◆ WORK ITEM: The response must contain every line below in which "Detection" appears.

◆ Figure record extracts:
****

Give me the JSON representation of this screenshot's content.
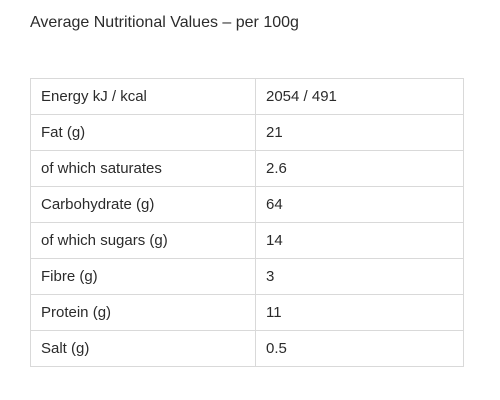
{
  "heading": "Average Nutritional Values – per 100g",
  "rows": [
    {
      "label": "Energy kJ / kcal",
      "value": "2054 / 491"
    },
    {
      "label": "Fat (g)",
      "value": "21"
    },
    {
      "label": "of which saturates",
      "value": "2.6"
    },
    {
      "label": "Carbohydrate (g)",
      "value": "64"
    },
    {
      "label": "of which sugars (g)",
      "value": "14"
    },
    {
      "label": "Fibre (g)",
      "value": "3"
    },
    {
      "label": "Protein (g)",
      "value": "11"
    },
    {
      "label": "Salt (g)",
      "value": "0.5"
    }
  ]
}
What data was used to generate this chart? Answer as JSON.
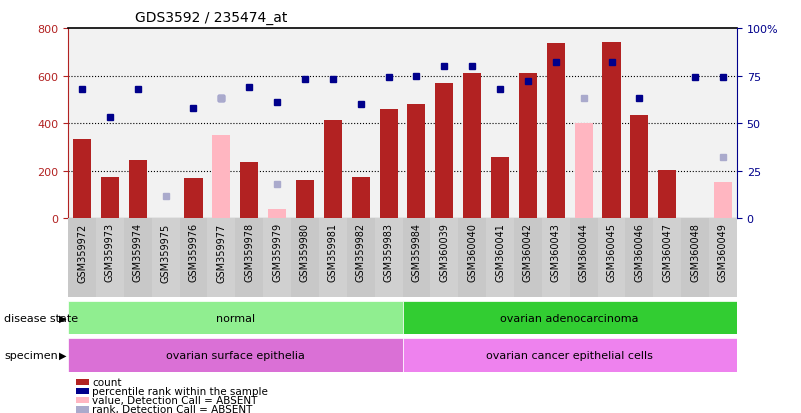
{
  "title": "GDS3592 / 235474_at",
  "samples": [
    "GSM359972",
    "GSM359973",
    "GSM359974",
    "GSM359975",
    "GSM359976",
    "GSM359977",
    "GSM359978",
    "GSM359979",
    "GSM359980",
    "GSM359981",
    "GSM359982",
    "GSM359983",
    "GSM359984",
    "GSM360039",
    "GSM360040",
    "GSM360041",
    "GSM360042",
    "GSM360043",
    "GSM360044",
    "GSM360045",
    "GSM360046",
    "GSM360047",
    "GSM360048",
    "GSM360049"
  ],
  "count": [
    335,
    175,
    245,
    null,
    170,
    null,
    235,
    null,
    160,
    415,
    175,
    460,
    480,
    570,
    610,
    260,
    610,
    735,
    null,
    740,
    435,
    205,
    null,
    null
  ],
  "percentile_rank": [
    68,
    53,
    68,
    null,
    58,
    63,
    69,
    61,
    73,
    73,
    60,
    74,
    75,
    80,
    80,
    68,
    72,
    82,
    null,
    82,
    63,
    null,
    74,
    74
  ],
  "count_absent": [
    null,
    null,
    null,
    null,
    null,
    350,
    null,
    40,
    null,
    null,
    null,
    null,
    null,
    null,
    null,
    null,
    null,
    null,
    400,
    null,
    null,
    null,
    null,
    155
  ],
  "rank_absent": [
    null,
    null,
    null,
    12,
    null,
    63,
    null,
    18,
    null,
    null,
    null,
    null,
    null,
    null,
    null,
    null,
    null,
    null,
    63,
    null,
    null,
    null,
    null,
    32
  ],
  "disease_state_groups": [
    {
      "label": "normal",
      "start": 0,
      "end": 12,
      "color": "#90EE90"
    },
    {
      "label": "ovarian adenocarcinoma",
      "start": 12,
      "end": 24,
      "color": "#32CD32"
    }
  ],
  "specimen_groups": [
    {
      "label": "ovarian surface epithelia",
      "start": 0,
      "end": 12,
      "color": "#DA70D6"
    },
    {
      "label": "ovarian cancer epithelial cells",
      "start": 12,
      "end": 24,
      "color": "#EE82EE"
    }
  ],
  "ylim_left": [
    0,
    800
  ],
  "ylim_right": [
    0,
    100
  ],
  "yticks_left": [
    0,
    200,
    400,
    600,
    800
  ],
  "yticks_right": [
    0,
    25,
    50,
    75,
    100
  ],
  "ytick_right_labels": [
    "0",
    "25",
    "50",
    "75",
    "100%"
  ],
  "bar_color_present": "#B22222",
  "bar_color_absent": "#FFB6C1",
  "dot_color_present": "#00008B",
  "dot_color_absent": "#AAAACC",
  "legend": [
    {
      "label": "count",
      "color": "#B22222"
    },
    {
      "label": "percentile rank within the sample",
      "color": "#00008B"
    },
    {
      "label": "value, Detection Call = ABSENT",
      "color": "#FFB6C1"
    },
    {
      "label": "rank, Detection Call = ABSENT",
      "color": "#AAAACC"
    }
  ]
}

****

◆ WORKED SOLUTION:
      "label": "value, Detection Call = ABSENT",
      "label": "rank, Detection Call = ABSENT",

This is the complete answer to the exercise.